**Exercise objective**
Extend the passage on selecting obesity medications, beginning after its last sentence, which ends with "titration requirements."

**Document section**
The key message here is that obesity management extends beyond weight loss alone. That is why HCPs must evaluate patients’ overall health outcomes, including glycemic control, blood pressure, lipid levels, sleep quality, mobility, pain, AEs, treatment access and adherence, and quality of life.13,14
Course Correction: Poll 5
When developing a treatment plan for this patient, the most appropriate approach is one that integrates their comorbidity risk, preferences, dosing feasibility, safety considerations, coverage, and long-term monitoring.
Route of administration is an important consideration, but it should not drive treatment selection by itself. The decision-making process should also account for the patient’s cardiometabolic risk factors, current medication schedule, ability to adhere to treatment, tolerability concerns, and access to therapy. In totality, a comprehensive treatment plan incorporates all these factors and supports long-term obesity management rather than focusing solely on whether an OM is administered orally or by injection.
Expert Takeaways for Therapy Selection
Again, a stepwise approach can help guide individualized decision-making in obesity care. First, HCPs must identify the clinical target. This should consider any present comorbidities, complications, functional limitations, and patient goals, all of which will guide initial discussions and help define treatment priorities.
Next, HCPs should differentiate the available OMs based on their mechanism of action and potential impact on any present comorbidities. This includes evaluating GLP-1 receptor agonists vs dual GIP/GLP-1 receptor agonists, oral vs injectable therapies, and emerging treatment options to determine the most appropriate clinical fit.
The third step asks HCPs to apply appropriate safety rigor. That means screening for contraindications, reviewing the warnings and precautions, discussing potential AEs, and counseling on treatment-specific administration and titration requirements.

Document layout analysis data:

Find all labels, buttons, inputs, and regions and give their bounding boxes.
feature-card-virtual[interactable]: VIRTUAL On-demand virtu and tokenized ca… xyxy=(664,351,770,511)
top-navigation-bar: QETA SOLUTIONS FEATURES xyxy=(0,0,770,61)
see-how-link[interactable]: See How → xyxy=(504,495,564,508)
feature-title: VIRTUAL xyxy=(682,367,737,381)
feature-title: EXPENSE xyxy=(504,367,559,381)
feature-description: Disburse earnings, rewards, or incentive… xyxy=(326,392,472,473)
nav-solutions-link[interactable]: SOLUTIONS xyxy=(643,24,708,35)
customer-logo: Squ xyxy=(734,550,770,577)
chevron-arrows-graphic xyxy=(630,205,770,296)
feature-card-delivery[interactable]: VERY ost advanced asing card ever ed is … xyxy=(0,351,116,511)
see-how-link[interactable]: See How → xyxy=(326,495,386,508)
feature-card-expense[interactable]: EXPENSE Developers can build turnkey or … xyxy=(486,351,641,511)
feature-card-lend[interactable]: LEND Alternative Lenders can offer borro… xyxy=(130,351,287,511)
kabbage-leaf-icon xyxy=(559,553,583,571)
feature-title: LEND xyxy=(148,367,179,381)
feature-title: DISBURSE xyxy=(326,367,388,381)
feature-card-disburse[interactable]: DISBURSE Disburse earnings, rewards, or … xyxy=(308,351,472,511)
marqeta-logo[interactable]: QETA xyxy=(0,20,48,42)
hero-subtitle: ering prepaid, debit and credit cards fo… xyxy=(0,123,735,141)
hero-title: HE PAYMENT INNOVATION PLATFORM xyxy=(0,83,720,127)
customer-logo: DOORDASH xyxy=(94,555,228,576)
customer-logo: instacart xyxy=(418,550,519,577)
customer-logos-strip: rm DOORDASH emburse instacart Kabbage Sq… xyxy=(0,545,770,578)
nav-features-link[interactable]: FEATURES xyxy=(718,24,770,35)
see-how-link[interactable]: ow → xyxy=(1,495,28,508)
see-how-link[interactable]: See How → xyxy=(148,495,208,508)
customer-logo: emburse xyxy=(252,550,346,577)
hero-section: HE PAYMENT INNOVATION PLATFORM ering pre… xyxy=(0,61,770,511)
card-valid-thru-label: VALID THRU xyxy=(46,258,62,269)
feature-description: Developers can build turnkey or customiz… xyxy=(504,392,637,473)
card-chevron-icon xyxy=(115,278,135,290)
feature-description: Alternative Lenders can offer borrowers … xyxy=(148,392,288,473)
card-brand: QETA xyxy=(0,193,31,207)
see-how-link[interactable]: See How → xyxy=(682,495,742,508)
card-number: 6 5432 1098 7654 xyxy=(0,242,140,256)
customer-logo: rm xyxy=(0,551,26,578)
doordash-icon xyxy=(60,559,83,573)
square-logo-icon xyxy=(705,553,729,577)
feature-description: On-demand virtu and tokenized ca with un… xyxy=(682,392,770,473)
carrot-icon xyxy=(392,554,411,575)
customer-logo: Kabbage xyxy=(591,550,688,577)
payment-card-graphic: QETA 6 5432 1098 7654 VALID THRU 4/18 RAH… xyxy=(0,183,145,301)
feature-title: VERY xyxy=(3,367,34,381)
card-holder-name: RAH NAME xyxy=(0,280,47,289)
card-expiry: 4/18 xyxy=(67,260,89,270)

**Answer**
HCPs should then plan for treatment persistence, which might require them to address coverage, affordability, daily routines, treatment adherence, and follow-up requirements with patients. This should all be done before initiating an OM.
The final step requires HCPs to treat obesity as a chronic disease. Ongoing reassessment, dose adjustments, and course correction should be expected as part of the long-term management strategy. Weight maintenance is an important therapeutic objective, just as maintenance of blood pressure, glycemic, and lipid control are important in other chronic diseases.
Finally, shared decision-making remains the foundation of this process. Effective shared decision-making incorporates both patient preferences and clinical judgment regarding comorbidities, long-term benefits, safety considerations, and practical treatment options.13,14
Patient Case Takeaway: Individualizing Obesity Therapy Selection
The key takeaway from this patient case is that obesity should be recognized as both a chronic and treatable disease.
OM selection should always consider patients’ goals, cardiometabolic risk, preferences, dosing feasibility, safety concerns, tolerability, cost, and coverage. Furthermore, treatment planning should always include a structured, longitudinal monitoring strategy that supports treatment response, persistence, and ongoing assessment of overall health outcomes.